What to produce: Repeat every line from the line containing "Decode this image" to the end of the data, exactly. Leave the pictures out.

Entries shown:
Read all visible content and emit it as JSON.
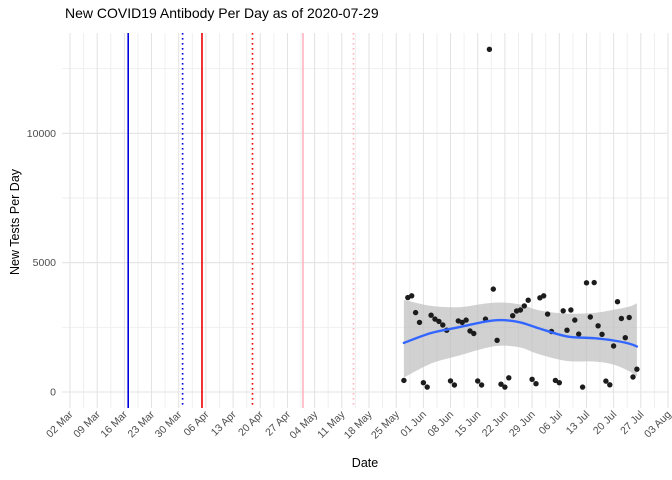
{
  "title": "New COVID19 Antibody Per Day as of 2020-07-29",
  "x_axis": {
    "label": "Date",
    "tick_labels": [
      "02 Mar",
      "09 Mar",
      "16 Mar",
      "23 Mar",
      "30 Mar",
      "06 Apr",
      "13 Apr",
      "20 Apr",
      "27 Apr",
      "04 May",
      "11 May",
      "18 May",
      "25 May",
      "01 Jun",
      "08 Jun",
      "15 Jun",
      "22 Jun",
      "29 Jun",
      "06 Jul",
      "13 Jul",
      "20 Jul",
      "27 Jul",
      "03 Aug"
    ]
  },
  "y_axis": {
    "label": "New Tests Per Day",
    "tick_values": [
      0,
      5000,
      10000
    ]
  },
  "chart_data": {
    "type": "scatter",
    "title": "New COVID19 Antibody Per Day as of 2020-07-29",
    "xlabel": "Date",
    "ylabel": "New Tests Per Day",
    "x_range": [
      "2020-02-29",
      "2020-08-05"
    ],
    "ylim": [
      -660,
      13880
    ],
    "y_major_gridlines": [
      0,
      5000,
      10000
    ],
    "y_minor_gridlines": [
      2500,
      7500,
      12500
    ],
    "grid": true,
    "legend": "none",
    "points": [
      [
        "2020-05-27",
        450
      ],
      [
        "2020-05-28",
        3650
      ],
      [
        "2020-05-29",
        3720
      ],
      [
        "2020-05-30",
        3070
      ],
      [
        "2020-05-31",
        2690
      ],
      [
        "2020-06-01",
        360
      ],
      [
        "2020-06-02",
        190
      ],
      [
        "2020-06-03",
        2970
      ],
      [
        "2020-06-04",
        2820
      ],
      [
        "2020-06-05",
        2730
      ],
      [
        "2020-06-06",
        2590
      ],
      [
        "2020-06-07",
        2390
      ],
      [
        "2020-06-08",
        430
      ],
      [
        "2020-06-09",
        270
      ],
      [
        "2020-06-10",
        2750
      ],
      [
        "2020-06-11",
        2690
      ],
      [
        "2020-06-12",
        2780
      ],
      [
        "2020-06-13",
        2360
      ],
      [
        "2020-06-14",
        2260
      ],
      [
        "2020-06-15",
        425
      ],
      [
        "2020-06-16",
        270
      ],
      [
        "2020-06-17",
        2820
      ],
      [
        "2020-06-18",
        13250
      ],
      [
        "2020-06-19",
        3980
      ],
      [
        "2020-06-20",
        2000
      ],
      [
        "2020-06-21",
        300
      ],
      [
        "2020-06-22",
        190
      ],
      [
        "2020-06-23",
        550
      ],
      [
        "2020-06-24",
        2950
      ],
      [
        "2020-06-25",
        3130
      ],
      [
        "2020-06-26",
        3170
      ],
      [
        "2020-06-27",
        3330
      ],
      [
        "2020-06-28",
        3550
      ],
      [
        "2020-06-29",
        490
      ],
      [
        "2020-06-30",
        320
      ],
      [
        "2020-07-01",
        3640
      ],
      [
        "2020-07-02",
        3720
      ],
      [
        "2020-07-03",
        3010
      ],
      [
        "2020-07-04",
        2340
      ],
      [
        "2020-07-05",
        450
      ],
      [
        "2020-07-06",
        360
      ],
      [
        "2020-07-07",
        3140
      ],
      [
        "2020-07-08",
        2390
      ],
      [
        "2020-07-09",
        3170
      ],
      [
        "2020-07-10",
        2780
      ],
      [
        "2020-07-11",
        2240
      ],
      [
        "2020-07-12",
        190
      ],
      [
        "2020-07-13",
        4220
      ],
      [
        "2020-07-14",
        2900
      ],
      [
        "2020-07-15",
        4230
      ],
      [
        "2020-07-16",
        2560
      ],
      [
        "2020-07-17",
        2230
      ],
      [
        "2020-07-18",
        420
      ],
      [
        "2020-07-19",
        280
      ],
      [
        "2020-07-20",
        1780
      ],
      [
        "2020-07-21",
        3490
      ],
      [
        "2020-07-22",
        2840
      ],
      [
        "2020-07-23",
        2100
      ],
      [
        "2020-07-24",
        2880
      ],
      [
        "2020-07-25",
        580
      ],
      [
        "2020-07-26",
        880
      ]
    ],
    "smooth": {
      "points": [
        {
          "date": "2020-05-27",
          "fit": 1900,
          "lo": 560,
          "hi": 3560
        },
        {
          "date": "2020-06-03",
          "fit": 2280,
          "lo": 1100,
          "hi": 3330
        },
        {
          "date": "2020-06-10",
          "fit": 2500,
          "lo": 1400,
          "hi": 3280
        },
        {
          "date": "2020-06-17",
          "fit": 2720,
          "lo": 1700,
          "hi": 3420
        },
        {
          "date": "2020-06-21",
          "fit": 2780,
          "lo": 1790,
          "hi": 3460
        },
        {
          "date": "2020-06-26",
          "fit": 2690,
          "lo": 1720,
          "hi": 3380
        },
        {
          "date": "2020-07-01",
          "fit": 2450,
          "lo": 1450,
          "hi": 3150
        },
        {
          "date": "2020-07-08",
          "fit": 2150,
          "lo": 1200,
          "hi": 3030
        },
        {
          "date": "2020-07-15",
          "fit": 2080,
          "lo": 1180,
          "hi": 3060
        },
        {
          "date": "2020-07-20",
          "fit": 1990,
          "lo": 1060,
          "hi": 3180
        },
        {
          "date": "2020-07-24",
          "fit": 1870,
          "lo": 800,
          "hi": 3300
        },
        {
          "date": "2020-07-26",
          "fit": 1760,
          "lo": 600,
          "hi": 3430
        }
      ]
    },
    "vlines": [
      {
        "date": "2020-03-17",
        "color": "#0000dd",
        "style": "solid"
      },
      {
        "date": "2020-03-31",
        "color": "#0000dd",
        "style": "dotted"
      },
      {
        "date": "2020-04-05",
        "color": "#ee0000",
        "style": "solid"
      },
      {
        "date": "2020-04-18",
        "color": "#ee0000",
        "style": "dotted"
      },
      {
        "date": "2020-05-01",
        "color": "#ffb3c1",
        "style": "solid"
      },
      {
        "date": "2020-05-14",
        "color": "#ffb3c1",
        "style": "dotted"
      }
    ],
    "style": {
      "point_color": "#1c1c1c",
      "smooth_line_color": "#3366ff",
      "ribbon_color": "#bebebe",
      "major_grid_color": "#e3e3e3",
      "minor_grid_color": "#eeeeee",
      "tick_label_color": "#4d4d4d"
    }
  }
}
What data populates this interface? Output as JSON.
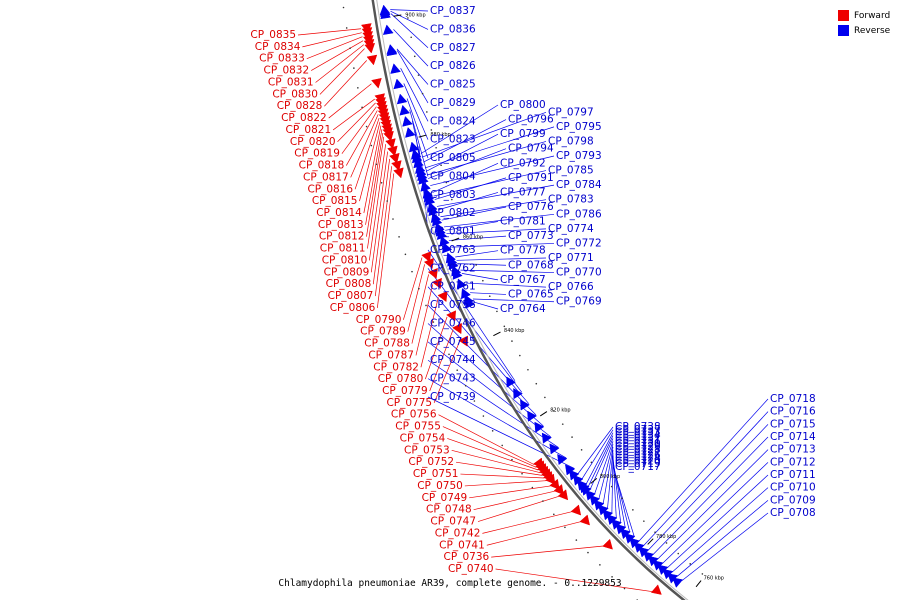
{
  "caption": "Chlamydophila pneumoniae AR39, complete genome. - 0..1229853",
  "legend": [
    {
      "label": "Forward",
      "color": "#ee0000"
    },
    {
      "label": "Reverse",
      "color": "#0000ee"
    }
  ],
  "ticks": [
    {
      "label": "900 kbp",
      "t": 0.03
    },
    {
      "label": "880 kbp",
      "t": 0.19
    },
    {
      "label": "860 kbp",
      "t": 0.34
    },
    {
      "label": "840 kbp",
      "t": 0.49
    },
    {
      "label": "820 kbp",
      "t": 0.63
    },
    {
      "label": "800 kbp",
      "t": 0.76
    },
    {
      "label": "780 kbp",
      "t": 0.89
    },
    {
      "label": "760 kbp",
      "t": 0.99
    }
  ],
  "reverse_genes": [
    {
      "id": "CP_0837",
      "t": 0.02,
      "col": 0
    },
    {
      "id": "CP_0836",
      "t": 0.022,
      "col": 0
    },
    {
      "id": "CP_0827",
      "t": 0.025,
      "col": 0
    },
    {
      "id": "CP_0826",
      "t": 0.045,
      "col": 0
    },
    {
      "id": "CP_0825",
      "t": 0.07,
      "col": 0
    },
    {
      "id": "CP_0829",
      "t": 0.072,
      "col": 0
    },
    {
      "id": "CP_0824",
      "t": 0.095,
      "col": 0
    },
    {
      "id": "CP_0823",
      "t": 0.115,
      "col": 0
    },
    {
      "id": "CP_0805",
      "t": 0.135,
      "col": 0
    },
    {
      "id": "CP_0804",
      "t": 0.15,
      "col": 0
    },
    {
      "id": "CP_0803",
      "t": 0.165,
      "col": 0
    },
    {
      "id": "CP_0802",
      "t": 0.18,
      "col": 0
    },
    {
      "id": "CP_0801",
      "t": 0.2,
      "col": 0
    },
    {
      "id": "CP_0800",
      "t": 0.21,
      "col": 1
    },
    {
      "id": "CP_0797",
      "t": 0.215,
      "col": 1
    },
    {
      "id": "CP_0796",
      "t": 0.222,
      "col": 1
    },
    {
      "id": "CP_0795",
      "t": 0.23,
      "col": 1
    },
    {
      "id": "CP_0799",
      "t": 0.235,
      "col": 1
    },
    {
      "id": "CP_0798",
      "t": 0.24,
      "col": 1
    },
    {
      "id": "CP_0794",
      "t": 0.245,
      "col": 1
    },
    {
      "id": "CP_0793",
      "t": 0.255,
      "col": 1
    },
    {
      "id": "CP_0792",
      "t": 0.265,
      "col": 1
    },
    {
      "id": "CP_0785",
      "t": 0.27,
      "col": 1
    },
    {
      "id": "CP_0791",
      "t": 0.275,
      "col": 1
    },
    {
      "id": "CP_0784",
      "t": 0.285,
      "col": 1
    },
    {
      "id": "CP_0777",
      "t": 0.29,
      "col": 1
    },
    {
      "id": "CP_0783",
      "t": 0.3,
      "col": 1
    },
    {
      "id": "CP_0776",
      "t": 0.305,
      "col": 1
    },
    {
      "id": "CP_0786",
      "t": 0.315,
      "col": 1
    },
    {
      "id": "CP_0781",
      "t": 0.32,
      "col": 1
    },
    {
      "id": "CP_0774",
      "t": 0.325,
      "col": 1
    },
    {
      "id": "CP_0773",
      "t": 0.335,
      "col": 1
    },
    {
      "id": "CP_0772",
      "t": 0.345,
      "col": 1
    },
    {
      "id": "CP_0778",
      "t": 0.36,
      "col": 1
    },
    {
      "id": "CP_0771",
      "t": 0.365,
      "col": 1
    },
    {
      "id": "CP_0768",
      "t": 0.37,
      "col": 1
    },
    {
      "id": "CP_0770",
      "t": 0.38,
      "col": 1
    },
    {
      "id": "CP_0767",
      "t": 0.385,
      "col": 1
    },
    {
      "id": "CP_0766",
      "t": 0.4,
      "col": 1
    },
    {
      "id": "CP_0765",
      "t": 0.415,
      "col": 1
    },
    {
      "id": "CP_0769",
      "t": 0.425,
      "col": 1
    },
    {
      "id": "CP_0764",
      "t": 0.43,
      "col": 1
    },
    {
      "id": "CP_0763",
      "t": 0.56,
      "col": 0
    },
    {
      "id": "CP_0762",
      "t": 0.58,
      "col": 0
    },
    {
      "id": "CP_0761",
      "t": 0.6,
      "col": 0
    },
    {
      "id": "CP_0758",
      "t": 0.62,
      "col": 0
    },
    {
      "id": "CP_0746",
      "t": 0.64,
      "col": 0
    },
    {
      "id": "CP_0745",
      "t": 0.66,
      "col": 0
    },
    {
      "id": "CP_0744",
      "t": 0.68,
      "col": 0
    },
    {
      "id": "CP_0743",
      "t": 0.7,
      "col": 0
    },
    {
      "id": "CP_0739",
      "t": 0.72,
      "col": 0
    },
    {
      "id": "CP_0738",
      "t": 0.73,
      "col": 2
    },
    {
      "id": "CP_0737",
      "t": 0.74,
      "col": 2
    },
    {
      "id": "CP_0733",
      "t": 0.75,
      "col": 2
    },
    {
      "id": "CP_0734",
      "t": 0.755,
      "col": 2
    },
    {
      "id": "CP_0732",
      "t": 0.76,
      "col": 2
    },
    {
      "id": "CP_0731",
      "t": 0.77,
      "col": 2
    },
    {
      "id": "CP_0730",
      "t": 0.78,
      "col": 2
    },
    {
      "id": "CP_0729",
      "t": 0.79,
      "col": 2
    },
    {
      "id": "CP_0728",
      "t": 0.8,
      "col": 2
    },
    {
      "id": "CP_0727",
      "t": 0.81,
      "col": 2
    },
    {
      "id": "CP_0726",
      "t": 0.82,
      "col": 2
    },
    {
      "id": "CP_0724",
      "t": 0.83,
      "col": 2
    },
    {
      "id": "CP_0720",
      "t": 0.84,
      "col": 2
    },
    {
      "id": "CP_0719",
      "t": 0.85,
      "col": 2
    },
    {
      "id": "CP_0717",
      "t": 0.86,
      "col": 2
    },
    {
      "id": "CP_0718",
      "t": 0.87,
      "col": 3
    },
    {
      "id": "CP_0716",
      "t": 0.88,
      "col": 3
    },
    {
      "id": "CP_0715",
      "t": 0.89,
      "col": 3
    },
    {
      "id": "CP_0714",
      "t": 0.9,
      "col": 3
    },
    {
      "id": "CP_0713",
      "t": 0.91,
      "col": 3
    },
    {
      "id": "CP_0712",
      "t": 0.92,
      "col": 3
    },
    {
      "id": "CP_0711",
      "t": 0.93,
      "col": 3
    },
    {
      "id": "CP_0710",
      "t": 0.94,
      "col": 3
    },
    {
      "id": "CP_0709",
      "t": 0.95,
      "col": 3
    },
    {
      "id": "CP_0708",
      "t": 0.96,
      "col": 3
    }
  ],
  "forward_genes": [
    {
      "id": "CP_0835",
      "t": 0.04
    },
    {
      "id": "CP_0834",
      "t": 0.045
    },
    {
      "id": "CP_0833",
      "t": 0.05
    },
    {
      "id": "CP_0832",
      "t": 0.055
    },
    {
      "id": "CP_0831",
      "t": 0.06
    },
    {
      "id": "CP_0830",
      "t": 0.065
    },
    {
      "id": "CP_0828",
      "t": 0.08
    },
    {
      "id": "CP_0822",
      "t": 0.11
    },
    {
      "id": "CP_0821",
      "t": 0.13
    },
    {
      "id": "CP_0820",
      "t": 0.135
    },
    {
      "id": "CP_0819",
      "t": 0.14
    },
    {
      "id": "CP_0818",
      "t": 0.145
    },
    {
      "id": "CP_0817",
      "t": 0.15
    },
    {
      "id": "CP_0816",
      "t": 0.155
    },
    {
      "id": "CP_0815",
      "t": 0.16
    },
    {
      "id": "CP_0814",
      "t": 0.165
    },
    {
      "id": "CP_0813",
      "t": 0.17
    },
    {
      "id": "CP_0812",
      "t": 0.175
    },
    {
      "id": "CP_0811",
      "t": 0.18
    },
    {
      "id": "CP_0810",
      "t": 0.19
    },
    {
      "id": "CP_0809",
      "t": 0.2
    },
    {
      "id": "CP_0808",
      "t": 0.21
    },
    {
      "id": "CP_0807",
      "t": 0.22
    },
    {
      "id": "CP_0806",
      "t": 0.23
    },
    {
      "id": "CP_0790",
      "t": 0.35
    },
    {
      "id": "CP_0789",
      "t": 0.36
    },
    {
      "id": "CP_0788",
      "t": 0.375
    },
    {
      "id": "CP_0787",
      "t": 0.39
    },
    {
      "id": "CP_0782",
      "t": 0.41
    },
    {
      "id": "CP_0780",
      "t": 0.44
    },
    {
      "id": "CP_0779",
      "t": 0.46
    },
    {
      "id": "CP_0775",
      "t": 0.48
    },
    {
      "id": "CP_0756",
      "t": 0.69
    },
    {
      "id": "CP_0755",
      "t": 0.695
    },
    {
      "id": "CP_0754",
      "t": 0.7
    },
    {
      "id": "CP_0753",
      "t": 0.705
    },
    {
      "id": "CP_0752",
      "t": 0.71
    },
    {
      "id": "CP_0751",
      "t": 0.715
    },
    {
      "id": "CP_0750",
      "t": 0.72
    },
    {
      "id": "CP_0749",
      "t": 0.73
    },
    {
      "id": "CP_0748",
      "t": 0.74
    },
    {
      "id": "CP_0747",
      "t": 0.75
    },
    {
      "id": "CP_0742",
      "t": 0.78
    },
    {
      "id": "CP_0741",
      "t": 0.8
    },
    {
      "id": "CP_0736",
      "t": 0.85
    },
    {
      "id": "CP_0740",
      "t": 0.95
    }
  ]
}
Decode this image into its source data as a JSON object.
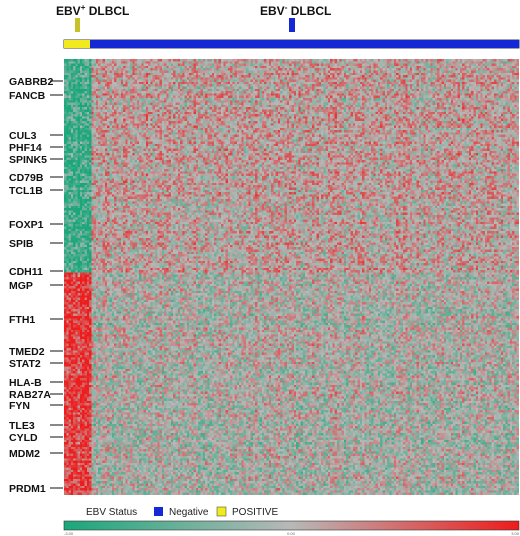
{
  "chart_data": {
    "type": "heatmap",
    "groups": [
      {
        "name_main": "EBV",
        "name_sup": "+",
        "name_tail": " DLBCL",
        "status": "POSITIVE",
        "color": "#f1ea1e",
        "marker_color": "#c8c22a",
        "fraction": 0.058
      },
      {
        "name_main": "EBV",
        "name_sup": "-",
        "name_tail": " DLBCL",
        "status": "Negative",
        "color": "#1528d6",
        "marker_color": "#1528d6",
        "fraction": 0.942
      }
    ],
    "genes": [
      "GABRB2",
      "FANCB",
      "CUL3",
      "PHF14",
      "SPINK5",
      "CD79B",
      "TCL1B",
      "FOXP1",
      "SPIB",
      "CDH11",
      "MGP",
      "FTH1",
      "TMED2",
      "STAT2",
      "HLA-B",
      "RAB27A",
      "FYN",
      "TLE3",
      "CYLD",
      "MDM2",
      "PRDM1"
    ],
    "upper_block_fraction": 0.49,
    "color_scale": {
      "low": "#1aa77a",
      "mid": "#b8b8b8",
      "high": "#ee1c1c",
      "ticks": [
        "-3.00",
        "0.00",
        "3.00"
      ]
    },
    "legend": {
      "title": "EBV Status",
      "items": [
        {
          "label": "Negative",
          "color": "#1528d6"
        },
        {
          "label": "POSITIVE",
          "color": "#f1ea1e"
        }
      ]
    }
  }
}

Result below:
Decode this image into its source data as a JSON object.
{
  "chart_data": {
    "type": "heatmap",
    "groups": [
      {
        "name_main": "EBV",
        "name_sup": "+",
        "name_tail": " DLBCL",
        "status": "POSITIVE",
        "color": "#f1ea1e",
        "marker_color": "#c8c22a",
        "fraction": 0.058
      },
      {
        "name_main": "EBV",
        "name_sup": "-",
        "name_tail": " DLBCL",
        "status": "Negative",
        "color": "#1528d6",
        "marker_color": "#1528d6",
        "fraction": 0.942
      }
    ],
    "genes": [
      "GABRB2",
      "FANCB",
      "CUL3",
      "PHF14",
      "SPINK5",
      "CD79B",
      "TCL1B",
      "FOXP1",
      "SPIB",
      "CDH11",
      "MGP",
      "FTH1",
      "TMED2",
      "STAT2",
      "HLA-B",
      "RAB27A",
      "FYN",
      "TLE3",
      "CYLD",
      "MDM2",
      "PRDM1"
    ],
    "upper_block_fraction": 0.49,
    "color_scale": {
      "low": "#1aa77a",
      "mid": "#b8b8b8",
      "high": "#ee1c1c",
      "ticks": [
        "-3.00",
        "0.00",
        "3.00"
      ]
    },
    "legend": {
      "title": "EBV Status",
      "items": [
        {
          "label": "Negative",
          "color": "#1528d6"
        },
        {
          "label": "POSITIVE",
          "color": "#f1ea1e"
        }
      ]
    }
  }
}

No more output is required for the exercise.